* Begin *

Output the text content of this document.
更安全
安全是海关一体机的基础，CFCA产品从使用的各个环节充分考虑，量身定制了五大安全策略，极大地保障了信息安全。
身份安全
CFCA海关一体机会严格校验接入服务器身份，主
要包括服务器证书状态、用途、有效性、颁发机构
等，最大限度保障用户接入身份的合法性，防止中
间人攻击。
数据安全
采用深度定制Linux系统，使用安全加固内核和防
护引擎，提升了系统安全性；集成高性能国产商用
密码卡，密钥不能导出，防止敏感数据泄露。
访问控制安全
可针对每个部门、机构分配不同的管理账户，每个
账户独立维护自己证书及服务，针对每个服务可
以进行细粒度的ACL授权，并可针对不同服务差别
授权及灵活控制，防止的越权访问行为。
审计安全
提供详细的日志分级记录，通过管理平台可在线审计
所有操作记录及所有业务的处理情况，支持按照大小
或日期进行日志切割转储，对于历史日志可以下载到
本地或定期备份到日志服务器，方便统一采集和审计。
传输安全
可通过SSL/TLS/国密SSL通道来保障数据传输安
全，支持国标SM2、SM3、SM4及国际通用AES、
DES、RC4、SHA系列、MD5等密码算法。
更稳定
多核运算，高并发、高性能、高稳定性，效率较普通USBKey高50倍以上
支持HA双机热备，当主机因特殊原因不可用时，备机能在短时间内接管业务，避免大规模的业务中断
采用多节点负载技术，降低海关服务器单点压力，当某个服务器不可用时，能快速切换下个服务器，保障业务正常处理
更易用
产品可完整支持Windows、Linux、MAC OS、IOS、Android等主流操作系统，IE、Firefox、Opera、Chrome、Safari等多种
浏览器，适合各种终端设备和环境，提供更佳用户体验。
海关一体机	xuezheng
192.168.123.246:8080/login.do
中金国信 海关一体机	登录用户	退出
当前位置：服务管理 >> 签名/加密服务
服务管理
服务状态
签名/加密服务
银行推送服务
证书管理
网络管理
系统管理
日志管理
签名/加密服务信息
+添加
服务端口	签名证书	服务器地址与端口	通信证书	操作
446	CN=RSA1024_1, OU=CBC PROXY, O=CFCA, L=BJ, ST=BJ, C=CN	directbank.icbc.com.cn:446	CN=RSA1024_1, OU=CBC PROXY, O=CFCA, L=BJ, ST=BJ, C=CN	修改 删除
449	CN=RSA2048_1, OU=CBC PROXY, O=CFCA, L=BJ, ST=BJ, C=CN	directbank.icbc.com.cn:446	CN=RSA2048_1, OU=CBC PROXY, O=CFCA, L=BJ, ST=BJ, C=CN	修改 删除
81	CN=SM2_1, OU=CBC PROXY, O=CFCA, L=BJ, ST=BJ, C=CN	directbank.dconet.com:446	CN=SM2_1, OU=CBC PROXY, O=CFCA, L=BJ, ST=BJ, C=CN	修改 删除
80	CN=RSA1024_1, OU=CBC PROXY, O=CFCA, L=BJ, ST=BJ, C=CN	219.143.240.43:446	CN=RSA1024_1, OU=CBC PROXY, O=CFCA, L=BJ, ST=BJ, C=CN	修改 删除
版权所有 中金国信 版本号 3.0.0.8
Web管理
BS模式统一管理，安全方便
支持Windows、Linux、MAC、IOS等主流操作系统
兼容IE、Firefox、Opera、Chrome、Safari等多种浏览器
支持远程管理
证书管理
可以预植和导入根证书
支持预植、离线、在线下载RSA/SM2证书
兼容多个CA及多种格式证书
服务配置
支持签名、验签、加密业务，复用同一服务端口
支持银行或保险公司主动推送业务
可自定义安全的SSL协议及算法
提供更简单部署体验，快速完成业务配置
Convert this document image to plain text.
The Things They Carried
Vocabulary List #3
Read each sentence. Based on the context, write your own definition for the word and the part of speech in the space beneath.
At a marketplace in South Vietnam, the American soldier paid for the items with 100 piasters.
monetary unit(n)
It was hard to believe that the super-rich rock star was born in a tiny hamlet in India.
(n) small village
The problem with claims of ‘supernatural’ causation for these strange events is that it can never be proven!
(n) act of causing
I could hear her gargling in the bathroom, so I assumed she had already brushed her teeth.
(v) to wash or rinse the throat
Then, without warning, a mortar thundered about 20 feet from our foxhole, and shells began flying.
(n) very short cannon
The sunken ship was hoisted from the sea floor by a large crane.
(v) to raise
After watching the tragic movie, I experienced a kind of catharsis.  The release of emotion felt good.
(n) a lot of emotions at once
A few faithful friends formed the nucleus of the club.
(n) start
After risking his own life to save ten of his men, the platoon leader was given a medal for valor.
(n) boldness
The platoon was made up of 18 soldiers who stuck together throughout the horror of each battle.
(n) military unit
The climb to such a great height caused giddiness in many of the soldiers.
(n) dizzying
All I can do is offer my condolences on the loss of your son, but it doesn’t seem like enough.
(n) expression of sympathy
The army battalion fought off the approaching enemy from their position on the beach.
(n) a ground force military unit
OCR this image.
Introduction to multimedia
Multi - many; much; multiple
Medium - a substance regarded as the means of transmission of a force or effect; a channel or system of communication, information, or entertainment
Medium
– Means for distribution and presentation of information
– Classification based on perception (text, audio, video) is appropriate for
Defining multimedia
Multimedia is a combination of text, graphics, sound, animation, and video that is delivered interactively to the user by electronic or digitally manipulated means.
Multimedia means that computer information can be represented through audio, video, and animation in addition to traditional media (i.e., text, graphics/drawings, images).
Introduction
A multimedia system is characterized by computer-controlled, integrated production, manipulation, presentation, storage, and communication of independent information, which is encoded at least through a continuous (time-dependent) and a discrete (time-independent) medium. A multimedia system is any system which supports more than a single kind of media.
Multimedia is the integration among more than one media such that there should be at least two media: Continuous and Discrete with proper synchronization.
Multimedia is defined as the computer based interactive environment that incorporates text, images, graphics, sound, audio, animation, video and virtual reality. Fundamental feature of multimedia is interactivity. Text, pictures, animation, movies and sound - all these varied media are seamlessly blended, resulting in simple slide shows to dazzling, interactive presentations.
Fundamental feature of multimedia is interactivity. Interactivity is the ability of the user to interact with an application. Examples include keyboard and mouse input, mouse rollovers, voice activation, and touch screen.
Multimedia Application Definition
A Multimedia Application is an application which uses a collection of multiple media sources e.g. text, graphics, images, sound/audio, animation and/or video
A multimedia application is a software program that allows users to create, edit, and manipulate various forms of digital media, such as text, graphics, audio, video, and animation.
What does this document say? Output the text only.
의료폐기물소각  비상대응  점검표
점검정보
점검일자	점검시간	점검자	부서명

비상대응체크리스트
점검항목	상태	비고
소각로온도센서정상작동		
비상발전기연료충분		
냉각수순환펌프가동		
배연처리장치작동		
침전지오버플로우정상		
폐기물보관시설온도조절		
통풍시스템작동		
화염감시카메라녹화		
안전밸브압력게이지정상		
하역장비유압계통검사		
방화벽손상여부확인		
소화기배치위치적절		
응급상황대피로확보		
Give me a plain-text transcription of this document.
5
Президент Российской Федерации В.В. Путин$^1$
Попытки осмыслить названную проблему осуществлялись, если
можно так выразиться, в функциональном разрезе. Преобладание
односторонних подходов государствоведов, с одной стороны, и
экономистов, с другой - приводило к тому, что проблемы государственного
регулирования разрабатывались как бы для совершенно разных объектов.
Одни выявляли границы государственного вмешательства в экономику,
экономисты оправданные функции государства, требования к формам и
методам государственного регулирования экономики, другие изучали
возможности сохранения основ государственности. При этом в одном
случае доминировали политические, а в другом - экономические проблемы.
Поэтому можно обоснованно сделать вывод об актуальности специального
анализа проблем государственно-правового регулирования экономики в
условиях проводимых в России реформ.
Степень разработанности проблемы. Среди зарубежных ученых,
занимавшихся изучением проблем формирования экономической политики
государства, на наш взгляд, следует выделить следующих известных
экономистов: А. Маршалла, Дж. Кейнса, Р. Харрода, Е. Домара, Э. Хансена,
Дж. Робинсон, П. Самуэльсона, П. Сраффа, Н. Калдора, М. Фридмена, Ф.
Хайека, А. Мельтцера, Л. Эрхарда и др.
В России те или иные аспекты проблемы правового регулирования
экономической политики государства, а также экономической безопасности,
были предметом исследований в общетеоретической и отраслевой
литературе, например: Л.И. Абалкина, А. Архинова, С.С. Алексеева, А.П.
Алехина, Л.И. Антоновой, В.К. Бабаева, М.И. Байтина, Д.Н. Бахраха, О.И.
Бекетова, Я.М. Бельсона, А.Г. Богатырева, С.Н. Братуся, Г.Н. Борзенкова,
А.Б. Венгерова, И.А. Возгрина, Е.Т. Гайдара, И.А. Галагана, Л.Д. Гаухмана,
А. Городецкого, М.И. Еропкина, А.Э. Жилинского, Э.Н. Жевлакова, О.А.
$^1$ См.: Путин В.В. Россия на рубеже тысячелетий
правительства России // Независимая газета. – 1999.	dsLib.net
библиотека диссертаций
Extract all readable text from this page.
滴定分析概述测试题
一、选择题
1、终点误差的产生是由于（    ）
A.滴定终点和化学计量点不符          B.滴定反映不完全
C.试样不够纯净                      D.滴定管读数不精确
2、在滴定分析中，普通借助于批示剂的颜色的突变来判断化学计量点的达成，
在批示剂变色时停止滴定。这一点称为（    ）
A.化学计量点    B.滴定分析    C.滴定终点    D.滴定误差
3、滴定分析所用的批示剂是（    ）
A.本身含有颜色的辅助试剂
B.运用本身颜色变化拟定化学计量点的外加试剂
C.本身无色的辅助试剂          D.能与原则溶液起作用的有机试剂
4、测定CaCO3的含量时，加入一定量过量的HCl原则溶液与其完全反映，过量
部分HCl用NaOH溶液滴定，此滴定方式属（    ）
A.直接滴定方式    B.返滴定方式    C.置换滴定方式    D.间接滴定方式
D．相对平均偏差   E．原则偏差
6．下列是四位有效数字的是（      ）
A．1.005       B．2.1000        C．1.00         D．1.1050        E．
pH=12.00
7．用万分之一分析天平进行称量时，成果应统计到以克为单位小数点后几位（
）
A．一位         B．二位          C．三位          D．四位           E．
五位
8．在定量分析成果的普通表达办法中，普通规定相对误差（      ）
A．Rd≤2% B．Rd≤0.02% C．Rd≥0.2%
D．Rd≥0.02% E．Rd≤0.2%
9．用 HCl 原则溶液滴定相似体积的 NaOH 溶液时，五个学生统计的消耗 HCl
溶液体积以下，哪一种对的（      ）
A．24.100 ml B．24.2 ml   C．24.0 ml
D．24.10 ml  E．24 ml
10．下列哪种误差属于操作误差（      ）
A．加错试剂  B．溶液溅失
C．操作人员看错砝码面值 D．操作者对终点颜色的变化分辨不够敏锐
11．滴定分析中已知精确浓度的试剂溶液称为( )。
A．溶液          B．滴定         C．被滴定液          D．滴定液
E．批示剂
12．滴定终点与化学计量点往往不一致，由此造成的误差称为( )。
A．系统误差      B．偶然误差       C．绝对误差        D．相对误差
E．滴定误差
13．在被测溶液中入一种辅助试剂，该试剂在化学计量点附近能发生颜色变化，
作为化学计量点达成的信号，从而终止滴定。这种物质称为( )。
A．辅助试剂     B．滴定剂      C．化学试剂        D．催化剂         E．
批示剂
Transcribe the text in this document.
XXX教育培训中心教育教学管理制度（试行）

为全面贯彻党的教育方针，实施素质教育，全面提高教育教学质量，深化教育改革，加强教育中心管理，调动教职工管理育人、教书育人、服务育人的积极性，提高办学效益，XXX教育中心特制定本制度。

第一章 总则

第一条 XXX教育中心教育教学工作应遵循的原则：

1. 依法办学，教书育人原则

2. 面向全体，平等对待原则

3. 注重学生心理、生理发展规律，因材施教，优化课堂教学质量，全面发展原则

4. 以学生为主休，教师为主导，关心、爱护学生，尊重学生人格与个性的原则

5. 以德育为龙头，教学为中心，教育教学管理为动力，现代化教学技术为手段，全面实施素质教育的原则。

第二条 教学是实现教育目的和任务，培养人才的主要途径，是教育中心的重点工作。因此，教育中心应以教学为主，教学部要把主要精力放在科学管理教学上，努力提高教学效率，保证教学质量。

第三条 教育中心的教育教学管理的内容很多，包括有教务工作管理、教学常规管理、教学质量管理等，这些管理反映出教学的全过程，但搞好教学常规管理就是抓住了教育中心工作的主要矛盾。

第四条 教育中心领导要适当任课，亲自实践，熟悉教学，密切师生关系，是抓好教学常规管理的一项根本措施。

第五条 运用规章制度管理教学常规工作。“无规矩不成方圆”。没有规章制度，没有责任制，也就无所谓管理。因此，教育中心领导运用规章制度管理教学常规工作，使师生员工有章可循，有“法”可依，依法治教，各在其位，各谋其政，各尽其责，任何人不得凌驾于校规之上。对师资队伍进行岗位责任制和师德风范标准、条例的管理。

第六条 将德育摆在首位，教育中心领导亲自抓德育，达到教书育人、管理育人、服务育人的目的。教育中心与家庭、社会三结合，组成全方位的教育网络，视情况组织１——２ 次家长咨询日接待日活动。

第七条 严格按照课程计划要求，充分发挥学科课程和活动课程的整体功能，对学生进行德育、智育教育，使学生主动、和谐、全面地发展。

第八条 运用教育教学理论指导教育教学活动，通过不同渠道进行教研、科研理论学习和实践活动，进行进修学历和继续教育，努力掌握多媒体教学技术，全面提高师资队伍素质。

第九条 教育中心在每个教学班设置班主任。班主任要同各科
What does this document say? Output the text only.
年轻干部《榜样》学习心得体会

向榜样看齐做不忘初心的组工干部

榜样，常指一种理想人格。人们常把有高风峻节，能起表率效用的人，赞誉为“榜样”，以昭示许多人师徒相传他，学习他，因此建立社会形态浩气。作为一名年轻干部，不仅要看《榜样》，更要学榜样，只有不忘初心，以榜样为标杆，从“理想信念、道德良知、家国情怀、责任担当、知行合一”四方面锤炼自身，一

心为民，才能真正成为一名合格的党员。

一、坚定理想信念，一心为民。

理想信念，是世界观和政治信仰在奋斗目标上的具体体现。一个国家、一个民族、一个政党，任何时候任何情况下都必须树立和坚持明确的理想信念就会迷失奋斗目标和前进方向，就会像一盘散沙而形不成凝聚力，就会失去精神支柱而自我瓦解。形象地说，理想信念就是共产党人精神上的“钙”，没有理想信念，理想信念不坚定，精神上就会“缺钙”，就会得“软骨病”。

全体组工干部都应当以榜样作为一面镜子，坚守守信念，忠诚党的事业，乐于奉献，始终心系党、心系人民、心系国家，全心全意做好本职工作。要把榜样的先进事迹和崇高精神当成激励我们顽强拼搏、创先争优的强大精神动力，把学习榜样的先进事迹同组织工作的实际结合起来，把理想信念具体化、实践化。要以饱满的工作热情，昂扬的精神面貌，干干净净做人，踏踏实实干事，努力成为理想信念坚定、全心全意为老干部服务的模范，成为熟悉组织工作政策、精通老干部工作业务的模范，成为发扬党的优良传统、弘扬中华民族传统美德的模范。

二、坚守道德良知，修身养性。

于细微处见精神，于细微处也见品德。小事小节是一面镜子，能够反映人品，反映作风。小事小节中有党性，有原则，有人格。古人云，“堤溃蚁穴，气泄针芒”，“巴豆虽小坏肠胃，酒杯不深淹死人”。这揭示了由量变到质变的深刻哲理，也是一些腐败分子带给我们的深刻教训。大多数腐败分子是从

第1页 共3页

* End *

§ **To do**: Examine the listing and say how many of its lines contain the string "России". Give the number alone.

§ **Solution to this exercise**: 3